------ Given information

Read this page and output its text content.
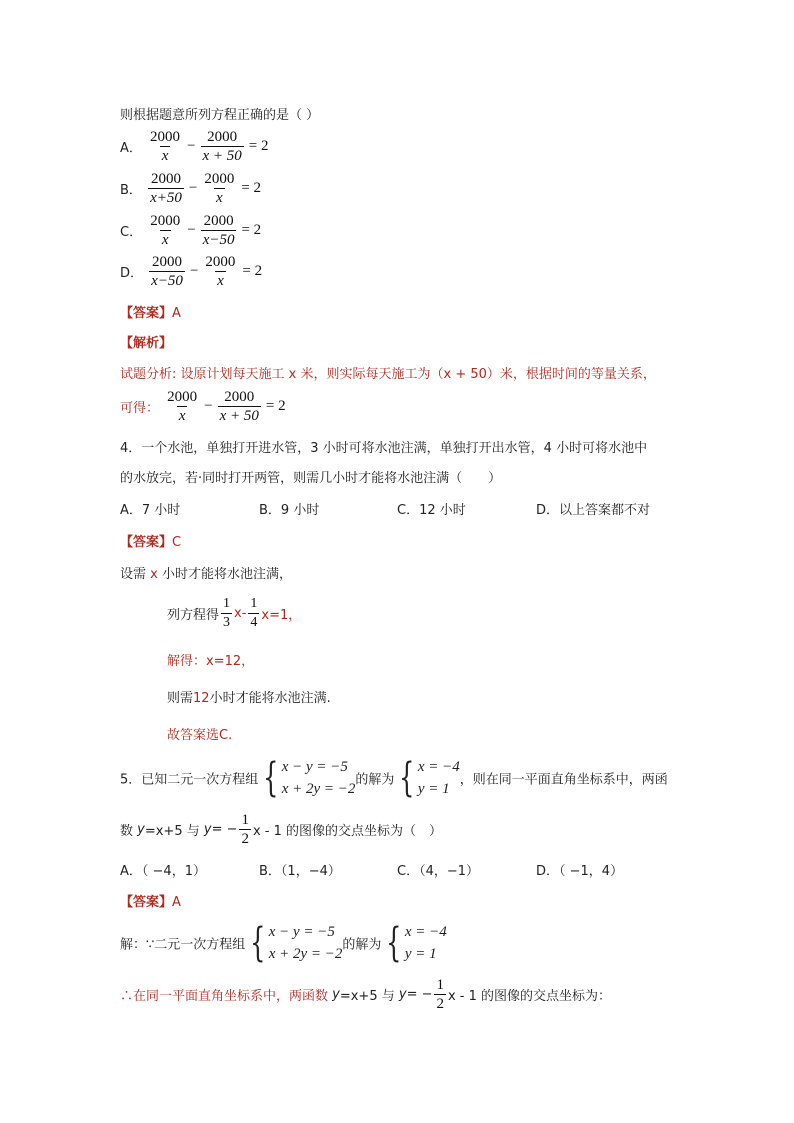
则根据题意所列方程正确的是（ ）
A． $\frac{2000}{x} - \frac{2000}{x + 50} = 2$
B． $\frac{2000}{x+50} - \frac{2000}{x} = 2$
C． $\frac{2000}{x} - \frac{2000}{x-50} = 2$
D． $\frac{2000}{x-50} - \frac{2000}{x} = 2$
【答案】A
【解析】
试题分析: 设原计划每天施工 x 米，则实际每天施工为（x + 50）米，根据时间的等量关系，
可得： $\frac{2000}{x} - \frac{2000}{x + 50} = 2$
4．一个水池，单独打开进水管，3 小时可将水池注满，单独打开出水管，4 小时可将水池中
的水放完，若·同时打开两管，则需几小时才能将水池注满（　　）
A．7 小时	B．9 小时	C．12 小时	D．以上答案都不对
【答案】C
设需 x 小时才能将水池注满，
列方程得 $\frac{1}{3} x- \frac{1}{4} x=1$，
解得：x=12，
则需12小时才能将水池注满.
故答案选C.
5．已知二元一次方程组 { x − y = −5
x + 2y = −2
的解为 { x = −4
y = 1
，则在同一平面直角坐标系中，两函
数 y=x+5 与 $y= - \frac{1}{2}$ x - 1 的图像的交点坐标为（　）
A．（ −4，1）	B．（1，−4）	C．（4，−1）	D．（ −1，4）
【答案】A
解：∵二元一次方程组 { x − y = −5
x + 2y = −2
的解为 { x = −4
y = 1
∴在同一平面直角坐标系中，两函数 y=x+5 与 $y= - \frac{1}{2}$ x - 1 的图像的交点坐标为：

------------

Exercise instructions - Without the pictures, return the entries exactly as they appear.

Task output -
Read this page and output its text content.
则根据题意所列方程正确的是（ ）
A． $\frac{2000}{x} - \frac{2000}{x + 50} = 2$
B． $\frac{2000}{x+50} - \frac{2000}{x} = 2$
C． $\frac{2000}{x} - \frac{2000}{x-50} = 2$
D． $\frac{2000}{x-50} - \frac{2000}{x} = 2$
【答案】A
【解析】
试题分析: 设原计划每天施工 x 米，则实际每天施工为（x + 50）米，根据时间的等量关系，
可得： $\frac{2000}{x} - \frac{2000}{x + 50} = 2$
4．一个水池，单独打开进水管，3 小时可将水池注满，单独打开出水管，4 小时可将水池中
的水放完，若·同时打开两管，则需几小时才能将水池注满（　　）
A．7 小时	B．9 小时	C．12 小时	D．以上答案都不对
【答案】C
设需 x 小时才能将水池注满，
列方程得 $\frac{1}{3} x- \frac{1}{4} x=1$，
解得：x=12，
则需12小时才能将水池注满.
故答案选C.
5．已知二元一次方程组 { x − y = −5
x + 2y = −2
的解为 { x = −4
y = 1
，则在同一平面直角坐标系中，两函
数 y=x+5 与 $y= - \frac{1}{2}$ x - 1 的图像的交点坐标为（　）
A．（ −4，1）	B．（1，−4）	C．（4，−1）	D．（ −1，4）
【答案】A
解：∵二元一次方程组 { x − y = −5
x + 2y = −2
的解为 { x = −4
y = 1
∴在同一平面直角坐标系中，两函数 y=x+5 与 $y= - \frac{1}{2}$ x - 1 的图像的交点坐标为：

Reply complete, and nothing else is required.